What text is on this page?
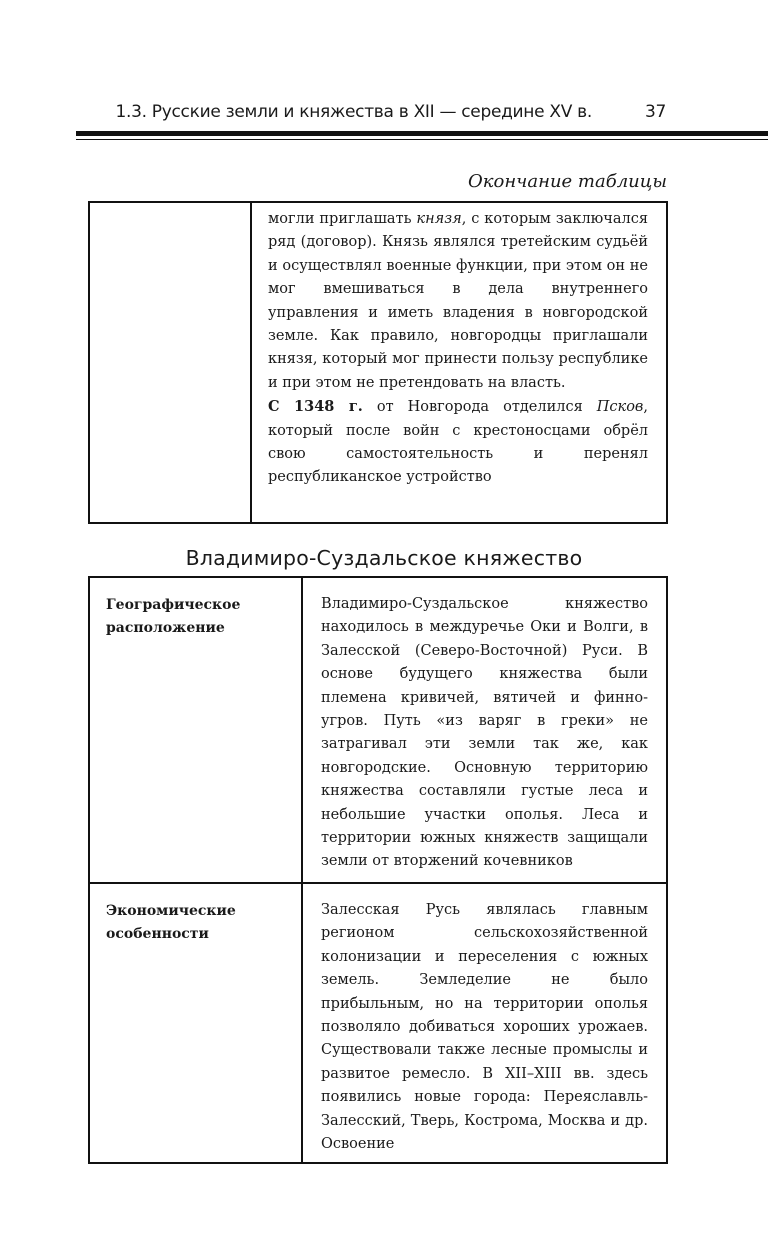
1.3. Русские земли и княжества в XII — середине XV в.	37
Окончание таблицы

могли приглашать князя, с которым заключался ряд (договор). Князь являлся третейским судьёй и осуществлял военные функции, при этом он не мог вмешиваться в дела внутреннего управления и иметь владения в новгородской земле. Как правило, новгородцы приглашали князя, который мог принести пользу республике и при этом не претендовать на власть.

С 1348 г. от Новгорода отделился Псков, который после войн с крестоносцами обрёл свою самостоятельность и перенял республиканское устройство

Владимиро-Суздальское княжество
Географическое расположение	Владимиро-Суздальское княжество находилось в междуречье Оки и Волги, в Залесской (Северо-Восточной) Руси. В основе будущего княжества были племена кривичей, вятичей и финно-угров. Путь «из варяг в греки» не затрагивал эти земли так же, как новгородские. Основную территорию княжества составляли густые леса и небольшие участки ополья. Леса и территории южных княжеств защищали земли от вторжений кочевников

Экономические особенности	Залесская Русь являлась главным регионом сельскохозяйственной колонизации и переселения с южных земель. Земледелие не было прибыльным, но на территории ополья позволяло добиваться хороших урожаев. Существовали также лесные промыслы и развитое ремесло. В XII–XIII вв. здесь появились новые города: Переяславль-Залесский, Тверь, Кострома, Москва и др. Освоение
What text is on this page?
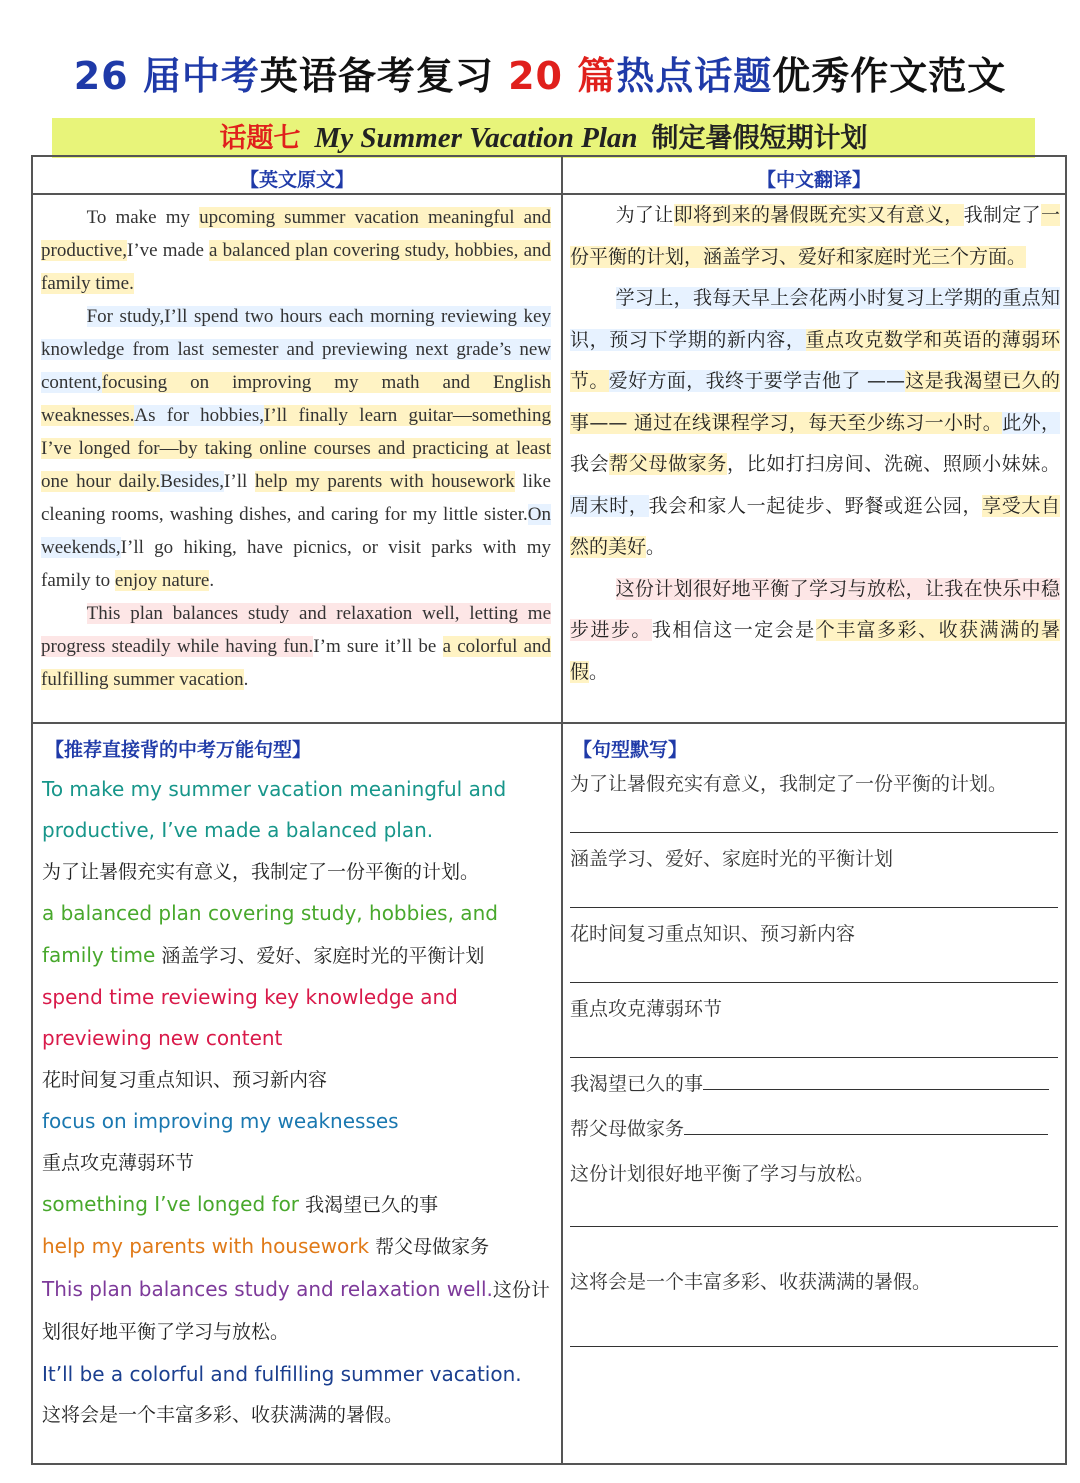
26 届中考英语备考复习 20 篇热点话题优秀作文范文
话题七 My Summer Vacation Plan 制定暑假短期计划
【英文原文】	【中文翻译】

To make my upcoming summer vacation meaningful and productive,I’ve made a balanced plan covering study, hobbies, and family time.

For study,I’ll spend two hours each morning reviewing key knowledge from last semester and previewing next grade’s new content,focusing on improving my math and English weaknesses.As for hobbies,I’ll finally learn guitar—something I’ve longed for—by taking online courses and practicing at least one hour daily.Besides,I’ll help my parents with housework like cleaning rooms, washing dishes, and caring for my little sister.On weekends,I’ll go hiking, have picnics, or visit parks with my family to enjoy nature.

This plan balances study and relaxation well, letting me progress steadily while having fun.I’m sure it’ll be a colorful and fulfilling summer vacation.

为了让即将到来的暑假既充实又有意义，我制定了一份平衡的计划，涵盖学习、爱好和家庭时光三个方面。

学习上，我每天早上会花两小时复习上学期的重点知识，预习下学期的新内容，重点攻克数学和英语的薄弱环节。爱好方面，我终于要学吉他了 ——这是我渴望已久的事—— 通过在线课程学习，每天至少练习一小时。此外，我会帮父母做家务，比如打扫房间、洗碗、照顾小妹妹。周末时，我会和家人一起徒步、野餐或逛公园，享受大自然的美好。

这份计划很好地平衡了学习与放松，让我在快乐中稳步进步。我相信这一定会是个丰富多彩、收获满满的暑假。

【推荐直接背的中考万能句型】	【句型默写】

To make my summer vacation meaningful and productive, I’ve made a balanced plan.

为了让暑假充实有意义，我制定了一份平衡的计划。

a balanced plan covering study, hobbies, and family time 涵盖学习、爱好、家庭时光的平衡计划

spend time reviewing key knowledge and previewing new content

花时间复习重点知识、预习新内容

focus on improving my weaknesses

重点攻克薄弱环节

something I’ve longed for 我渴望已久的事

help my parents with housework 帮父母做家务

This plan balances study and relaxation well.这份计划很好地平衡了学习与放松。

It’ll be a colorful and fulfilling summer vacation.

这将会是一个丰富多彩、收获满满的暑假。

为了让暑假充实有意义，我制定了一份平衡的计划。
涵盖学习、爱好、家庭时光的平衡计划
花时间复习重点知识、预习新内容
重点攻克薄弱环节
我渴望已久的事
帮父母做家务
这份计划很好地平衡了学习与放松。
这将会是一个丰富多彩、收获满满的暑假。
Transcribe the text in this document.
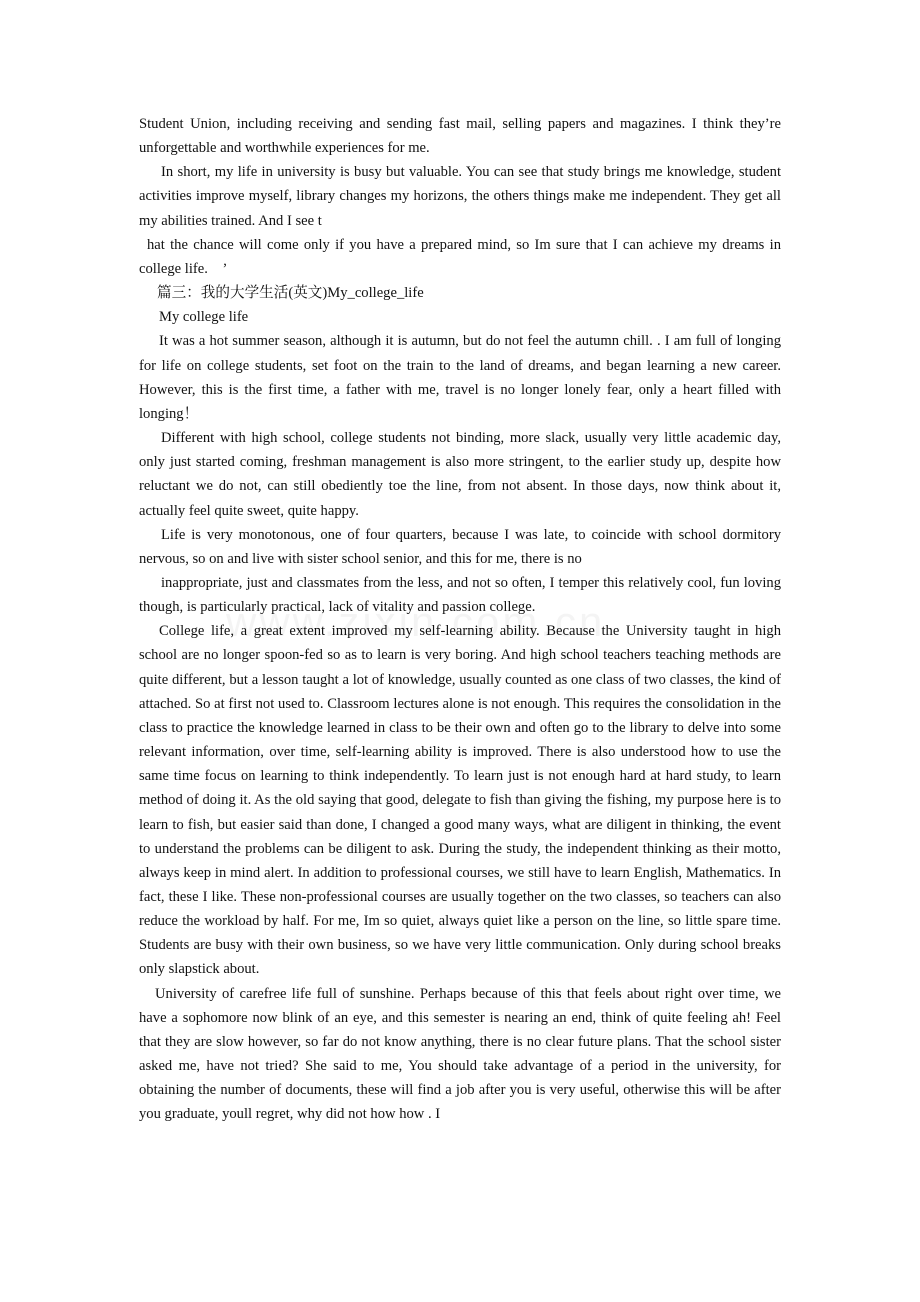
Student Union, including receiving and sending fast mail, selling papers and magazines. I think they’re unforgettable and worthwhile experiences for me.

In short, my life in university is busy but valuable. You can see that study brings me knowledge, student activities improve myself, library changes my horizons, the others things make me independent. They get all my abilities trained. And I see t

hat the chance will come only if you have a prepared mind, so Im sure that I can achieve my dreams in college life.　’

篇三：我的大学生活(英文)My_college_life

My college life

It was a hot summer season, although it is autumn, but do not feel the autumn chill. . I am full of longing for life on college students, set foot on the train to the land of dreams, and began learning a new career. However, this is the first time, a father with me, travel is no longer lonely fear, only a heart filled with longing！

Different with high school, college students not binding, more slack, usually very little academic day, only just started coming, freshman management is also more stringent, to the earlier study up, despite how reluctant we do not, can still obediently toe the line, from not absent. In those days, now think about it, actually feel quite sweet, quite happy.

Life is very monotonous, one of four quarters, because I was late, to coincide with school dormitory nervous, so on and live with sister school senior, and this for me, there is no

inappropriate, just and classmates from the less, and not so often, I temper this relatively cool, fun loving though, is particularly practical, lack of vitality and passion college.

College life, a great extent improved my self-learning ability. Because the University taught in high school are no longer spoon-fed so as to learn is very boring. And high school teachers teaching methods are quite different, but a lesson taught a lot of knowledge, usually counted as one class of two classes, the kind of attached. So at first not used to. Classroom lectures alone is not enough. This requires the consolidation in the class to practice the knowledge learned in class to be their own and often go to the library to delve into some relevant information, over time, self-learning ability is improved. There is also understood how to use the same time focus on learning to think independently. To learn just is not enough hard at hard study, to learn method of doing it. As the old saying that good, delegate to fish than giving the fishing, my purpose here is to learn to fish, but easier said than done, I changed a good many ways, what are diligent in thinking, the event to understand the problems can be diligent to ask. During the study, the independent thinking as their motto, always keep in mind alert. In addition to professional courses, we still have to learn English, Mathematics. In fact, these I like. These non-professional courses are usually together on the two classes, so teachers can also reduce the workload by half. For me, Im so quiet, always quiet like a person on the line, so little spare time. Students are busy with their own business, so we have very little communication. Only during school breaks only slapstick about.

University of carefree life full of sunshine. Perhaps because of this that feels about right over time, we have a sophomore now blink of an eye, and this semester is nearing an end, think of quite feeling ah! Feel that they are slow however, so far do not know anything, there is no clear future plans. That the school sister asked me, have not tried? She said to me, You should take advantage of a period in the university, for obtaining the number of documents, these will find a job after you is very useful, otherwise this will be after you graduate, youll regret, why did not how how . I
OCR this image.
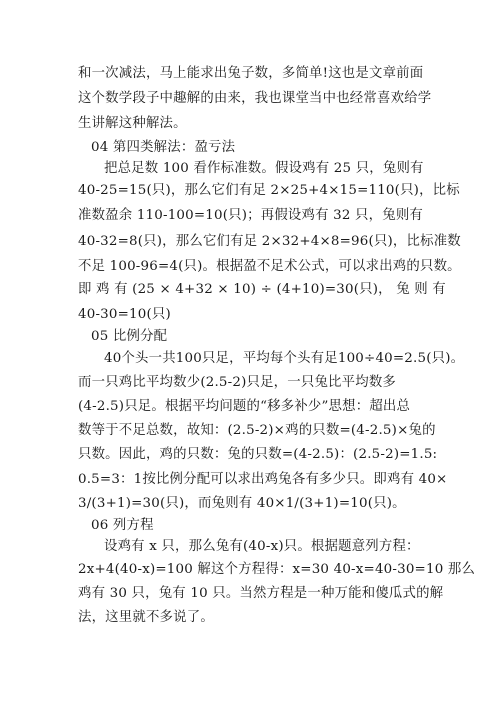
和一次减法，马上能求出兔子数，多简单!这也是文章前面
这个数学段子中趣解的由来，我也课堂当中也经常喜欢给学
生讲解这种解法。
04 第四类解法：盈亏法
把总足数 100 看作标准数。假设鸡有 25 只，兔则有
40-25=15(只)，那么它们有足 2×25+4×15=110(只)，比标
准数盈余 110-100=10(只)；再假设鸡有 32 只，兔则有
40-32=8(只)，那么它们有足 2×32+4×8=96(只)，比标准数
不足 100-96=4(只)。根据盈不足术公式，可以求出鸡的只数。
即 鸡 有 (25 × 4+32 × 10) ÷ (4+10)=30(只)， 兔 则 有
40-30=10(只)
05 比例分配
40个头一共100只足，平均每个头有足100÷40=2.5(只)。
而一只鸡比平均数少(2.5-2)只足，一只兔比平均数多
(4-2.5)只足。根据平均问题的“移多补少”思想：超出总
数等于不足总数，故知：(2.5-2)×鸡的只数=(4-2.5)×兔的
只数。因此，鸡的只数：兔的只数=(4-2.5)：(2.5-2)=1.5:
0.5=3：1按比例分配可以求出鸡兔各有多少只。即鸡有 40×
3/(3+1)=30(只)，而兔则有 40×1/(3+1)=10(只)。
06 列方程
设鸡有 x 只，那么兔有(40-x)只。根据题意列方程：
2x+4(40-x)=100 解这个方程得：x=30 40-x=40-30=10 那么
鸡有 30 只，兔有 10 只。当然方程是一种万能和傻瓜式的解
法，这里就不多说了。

——————————

Repeat the data exactly, dropping every picture it holds.

What text is on this page?
1.3. Русские земли и княжества в XII — середине XV в.	37
Окончание таблицы

могли приглашать князя, с которым заключался ряд (договор). Князь являлся третейским судьёй и осуществлял военные функции, при этом он не мог вмешиваться в дела внутреннего управления и иметь владения в новгородской земле. Как правило, новгородцы приглашали князя, который мог принести пользу республике и при этом не претендовать на власть.

С 1348 г. от Новгорода отделился Псков, который после войн с крестоносцами обрёл свою самостоятельность и перенял республиканское устройство

Владимиро-Суздальское княжество
Географическое расположение	Владимиро-Суздальское княжество находилось в междуречье Оки и Волги, в Залесской (Северо-Восточной) Руси. В основе будущего княжества были племена кривичей, вятичей и финно-угров. Путь «из варяг в греки» не затрагивал эти земли так же, как новгородские. Основную территорию княжества составляли густые леса и небольшие участки ополья. Леса и территории южных княжеств защищали земли от вторжений кочевников

Экономические особенности	Залесская Русь являлась главным регионом сельскохозяйственной колонизации и переселения с южных земель. Земледелие не было прибыльным, но на территории ополья позволяло добиваться хороших урожаев. Существовали также лесные промыслы и развитое ремесло. В XII–XIII вв. здесь появились новые города: Переяславль-Залесский, Тверь, Кострома, Москва и др. Освоение
What text is on this page?
26 届中考英语备考复习 20 篇热点话题优秀作文范文
话题七 My Summer Vacation Plan 制定暑假短期计划
【英文原文】	【中文翻译】

To make my upcoming summer vacation meaningful and productive,I’ve made a balanced plan covering study, hobbies, and family time.

For study,I’ll spend two hours each morning reviewing key knowledge from last semester and previewing next grade’s new content,focusing on improving my math and English weaknesses.As for hobbies,I’ll finally learn guitar—something I’ve longed for—by taking online courses and practicing at least one hour daily.Besides,I’ll help my parents with housework like cleaning rooms, washing dishes, and caring for my little sister.On weekends,I’ll go hiking, have picnics, or visit parks with my family to enjoy nature.

This plan balances study and relaxation well, letting me progress steadily while having fun.I’m sure it’ll be a colorful and fulfilling summer vacation.

为了让即将到来的暑假既充实又有意义，我制定了一份平衡的计划，涵盖学习、爱好和家庭时光三个方面。

学习上，我每天早上会花两小时复习上学期的重点知识，预习下学期的新内容，重点攻克数学和英语的薄弱环节。爱好方面，我终于要学吉他了 ——这是我渴望已久的事—— 通过在线课程学习，每天至少练习一小时。此外，我会帮父母做家务，比如打扫房间、洗碗、照顾小妹妹。周末时，我会和家人一起徒步、野餐或逛公园，享受大自然的美好。

这份计划很好地平衡了学习与放松，让我在快乐中稳步进步。我相信这一定会是个丰富多彩、收获满满的暑假。

【推荐直接背的中考万能句型】	【句型默写】

To make my summer vacation meaningful and productive, I’ve made a balanced plan.

为了让暑假充实有意义，我制定了一份平衡的计划。

a balanced plan covering study, hobbies, and family time 涵盖学习、爱好、家庭时光的平衡计划

spend time reviewing key knowledge and previewing new content

花时间复习重点知识、预习新内容

focus on improving my weaknesses

重点攻克薄弱环节

something I’ve longed for 我渴望已久的事

help my parents with housework 帮父母做家务

This plan balances study and relaxation well.这份计划很好地平衡了学习与放松。

It’ll be a colorful and fulfilling summer vacation.

这将会是一个丰富多彩、收获满满的暑假。

为了让暑假充实有意义，我制定了一份平衡的计划。
涵盖学习、爱好、家庭时光的平衡计划
花时间复习重点知识、预习新内容
重点攻克薄弱环节
我渴望已久的事
帮父母做家务
这份计划很好地平衡了学习与放松。
这将会是一个丰富多彩、收获满满的暑假。
Transcribe the text in this document.
Student Union, including receiving and sending fast mail, selling papers and magazines. I think they’re unforgettable and worthwhile experiences for me.

In short, my life in university is busy but valuable. You can see that study brings me knowledge, student activities improve myself, library changes my horizons, the others things make me independent. They get all my abilities trained. And I see t

hat the chance will come only if you have a prepared mind, so Im sure that I can achieve my dreams in college life.　’

篇三：我的大学生活(英文)My_college_life

My college life

It was a hot summer season, although it is autumn, but do not feel the autumn chill. . I am full of longing for life on college students, set foot on the train to the land of dreams, and began learning a new career. However, this is the first time, a father with me, travel is no longer lonely fear, only a heart filled with longing！

Different with high school, college students not binding, more slack, usually very little academic day, only just started coming, freshman management is also more stringent, to the earlier study up, despite how reluctant we do not, can still obediently toe the line, from not absent. In those days, now think about it, actually feel quite sweet, quite happy.

Life is very monotonous, one of four quarters, because I was late, to coincide with school dormitory nervous, so on and live with sister school senior, and this for me, there is no

inappropriate, just and classmates from the less, and not so often, I temper this relatively cool, fun loving though, is particularly practical, lack of vitality and passion college.

College life, a great extent improved my self-learning ability. Because the University taught in high school are no longer spoon-fed so as to learn is very boring. And high school teachers teaching methods are quite different, but a lesson taught a lot of knowledge, usually counted as one class of two classes, the kind of attached. So at first not used to. Classroom lectures alone is not enough. This requires the consolidation in the class to practice the knowledge learned in class to be their own and often go to the library to delve into some relevant information, over time, self-learning ability is improved. There is also understood how to use the same time focus on learning to think independently. To learn just is not enough hard at hard study, to learn method of doing it. As the old saying that good, delegate to fish than giving the fishing, my purpose here is to learn to fish, but easier said than done, I changed a good many ways, what are diligent in thinking, the event to understand the problems can be diligent to ask. During the study, the independent thinking as their motto, always keep in mind alert. In addition to professional courses, we still have to learn English, Mathematics. In fact, these I like. These non-professional courses are usually together on the two classes, so teachers can also reduce the workload by half. For me, Im so quiet, always quiet like a person on the line, so little spare time. Students are busy with their own business, so we have very little communication. Only during school breaks only slapstick about.

University of carefree life full of sunshine. Perhaps because of this that feels about right over time, we have a sophomore now blink of an eye, and this semester is nearing an end, think of quite feeling ah! Feel that they are slow however, so far do not know anything, there is no clear future plans. That the school sister asked me, have not tried? She said to me, You should take advantage of a period in the university, for obtaining the number of documents, these will find a job after you is very useful, otherwise this will be after you graduate, youll regret, why did not how how . I
OCR this image.
和一次减法，马上能求出兔子数，多简单!这也是文章前面
这个数学段子中趣解的由来，我也课堂当中也经常喜欢给学
生讲解这种解法。
04 第四类解法：盈亏法
把总足数 100 看作标准数。假设鸡有 25 只，兔则有
40-25=15(只)，那么它们有足 2×25+4×15=110(只)，比标
准数盈余 110-100=10(只)；再假设鸡有 32 只，兔则有
40-32=8(只)，那么它们有足 2×32+4×8=96(只)，比标准数
不足 100-96=4(只)。根据盈不足术公式，可以求出鸡的只数。
即 鸡 有 (25 × 4+32 × 10) ÷ (4+10)=30(只)， 兔 则 有
40-30=10(只)
05 比例分配
40个头一共100只足，平均每个头有足100÷40=2.5(只)。
而一只鸡比平均数少(2.5-2)只足，一只兔比平均数多
(4-2.5)只足。根据平均问题的“移多补少”思想：超出总
数等于不足总数，故知：(2.5-2)×鸡的只数=(4-2.5)×兔的
只数。因此，鸡的只数：兔的只数=(4-2.5)：(2.5-2)=1.5:
0.5=3：1按比例分配可以求出鸡兔各有多少只。即鸡有 40×
3/(3+1)=30(只)，而兔则有 40×1/(3+1)=10(只)。
06 列方程
设鸡有 x 只，那么兔有(40-x)只。根据题意列方程：
2x+4(40-x)=100 解这个方程得：x=30 40-x=40-30=10 那么
鸡有 30 只，兔有 10 只。当然方程是一种万能和傻瓜式的解
法，这里就不多说了。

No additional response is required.